- **TEXT TO READ**

==============================

First, to clarify the terminology. What is being burnt? The media normally say, “peat” and as far as we can tell no one who wishes the practice banned ever corrects them. The people that do it call it “heather burning”. The RSPB has recently been calling it “peatland burning”. Which is right? Does it matter?
Actually, like all language, they each have elements of inaccuracy. When you say, “I love cakes”, you don't express the detail of your affection for pastry. So which is the closest? Burning the peat is wrong. As was evidenced by the Channel 4 piece, the peat is cold and wet during the winter burning season and something has to go very wrong for there to be even a hint of truth in the claim, and it is never true that even damaging the peat, let alone burning it, is the intention of the process.
Calling the process, “heather burning” is far more accurate, although even this isn't perfect because moorland is far from a heather monoculture, other fire tolerant plants are also burnt along with the heather.
Burning peatlands is meaningless, akin to saying that you are burning Yorkshire. It would be more correct to say that the keepers are burning heather growing in peatlands (or Yorkshire). But from the RSPB's point of view this form of words makes it sound even worse than burning the peat, without being as easily ridiculed as plainly untrue.

==============================

- **MATERIAL PROVIDED**
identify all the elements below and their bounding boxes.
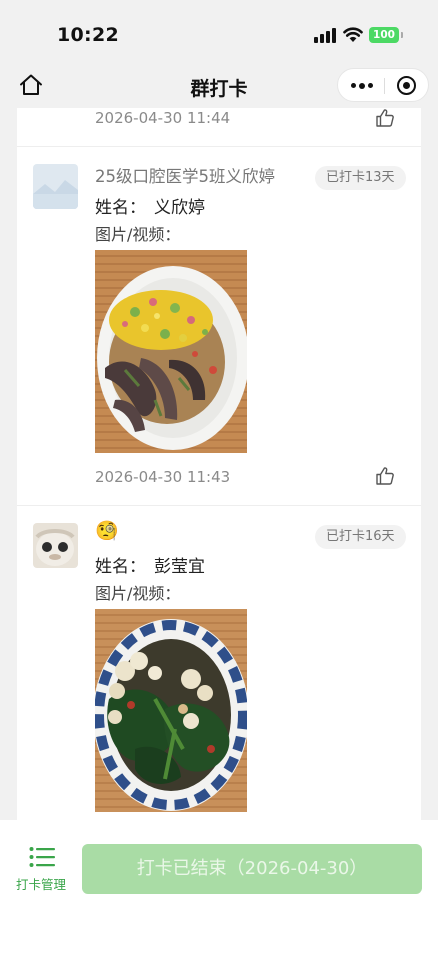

==============================

- **OBJECTIVE**
Retype the passage of the heather-burning text above that opens with the words containing "First, to clarify" and closes with "of the process.", keeping every word and punctuation mark unchanged.

- **EXERCISE OUTPUT**
First, to clarify the terminology. What is being burnt? The media normally say, “peat” and as far as we can tell no one who wishes the practice banned ever corrects them. The people that do it call it “heather burning”. The RSPB has recently been calling it “peatland burning”. Which is right? Does it matter?
Actually, like all language, they each have elements of inaccuracy. When you say, “I love cakes”, you don't express the detail of your affection for pastry. So which is the closest? Burning the peat is wrong. As was evidenced by the Channel 4 piece, the peat is cold and wet during the winter burning season and something has to go very wrong for there to be even a hint of truth in the claim, and it is never true that even damaging the peat, let alone burning it, is the intention of the process.